Skip the pictures. Copy all the rest of the records down exactly.

● **Raw data**:
★ ★ ★ ★

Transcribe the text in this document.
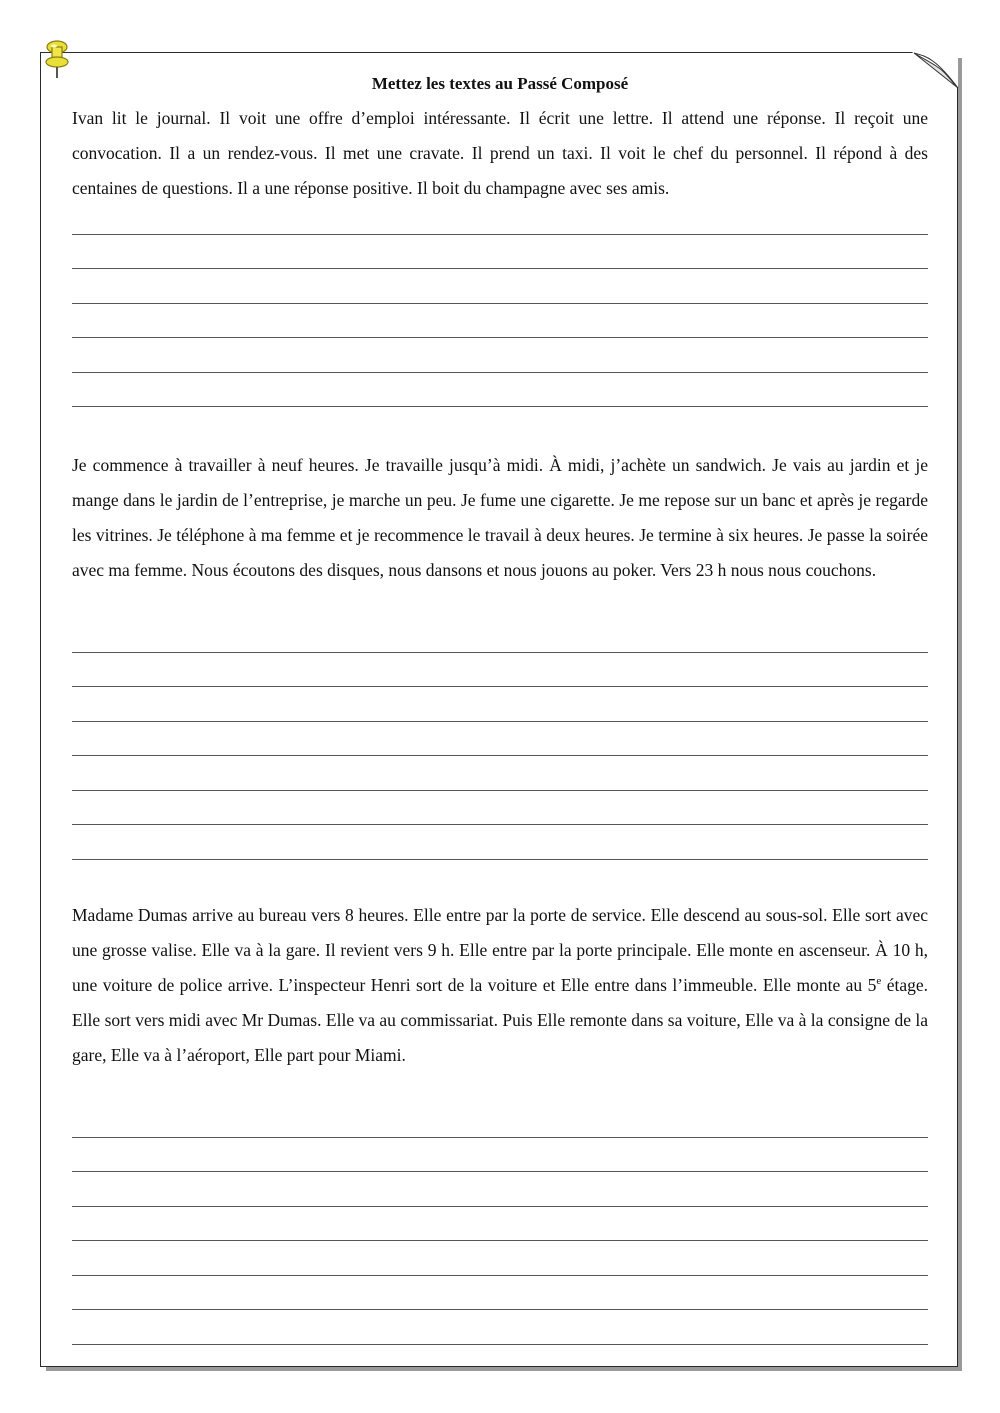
Mettez les textes au Passé Composé

Ivan lit le journal. Il voit une offre d’emploi intéressante. Il écrit une lettre. Il attend une réponse. Il reçoit une convocation. Il a un rendez-vous. Il met une cravate. Il prend un taxi. Il voit le chef du personnel. Il répond à des centaines de questions. Il a une réponse positive. Il boit du champagne avec ses amis.

Je commence à travailler à neuf heures. Je travaille jusqu’à midi. À midi, j’achète un sandwich. Je vais au jardin et je mange dans le jardin de l’entreprise, je marche un peu. Je fume une cigarette. Je me repose sur un banc et après je regarde les vitrines. Je téléphone à ma femme et je recommence le travail à deux heures. Je termine à six heures. Je passe la soirée avec ma femme. Nous écoutons des disques, nous dansons et nous jouons au poker. Vers 23 h nous nous couchons.

Madame Dumas arrive au bureau vers 8 heures. Elle entre par la porte de service. Elle descend au sous-sol. Elle sort avec une grosse valise. Elle va à la gare. Il revient vers 9 h. Elle entre par la porte principale. Elle monte en ascenseur. À 10 h, une voiture de police arrive. L’inspecteur Henri sort de la voiture et Elle entre dans l’immeuble. Elle monte au 5e étage. Elle sort vers midi avec Mr Dumas. Elle va au commissariat. Puis Elle remonte dans sa voiture, Elle va à la consigne de la gare, Elle va à l’aéroport, Elle part pour Miami.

★ ★ ★ ★

● **Reply**:
Transcribe the text in this document.
Mettez les textes au Passé Composé

Ivan lit le journal. Il voit une offre d’emploi intéressante. Il écrit une lettre. Il attend une réponse. Il reçoit une convocation. Il a un rendez-vous. Il met une cravate. Il prend un taxi. Il voit le chef du personnel. Il répond à des centaines de questions. Il a une réponse positive. Il boit du champagne avec ses amis.

Je commence à travailler à neuf heures. Je travaille jusqu’à midi. À midi, j’achète un sandwich. Je vais au jardin et je mange dans le jardin de l’entreprise, je marche un peu. Je fume une cigarette. Je me repose sur un banc et après je regarde les vitrines. Je téléphone à ma femme et je recommence le travail à deux heures. Je termine à six heures. Je passe la soirée avec ma femme. Nous écoutons des disques, nous dansons et nous jouons au poker. Vers 23 h nous nous couchons.

Madame Dumas arrive au bureau vers 8 heures. Elle entre par la porte de service. Elle descend au sous-sol. Elle sort avec une grosse valise. Elle va à la gare. Il revient vers 9 h. Elle entre par la porte principale. Elle monte en ascenseur. À 10 h, une voiture de police arrive. L’inspecteur Henri sort de la voiture et Elle entre dans l’immeuble. Elle monte au 5e étage. Elle sort vers midi avec Mr Dumas. Elle va au commissariat. Puis Elle remonte dans sa voiture, Elle va à la consigne de la gare, Elle va à l’aéroport, Elle part pour Miami.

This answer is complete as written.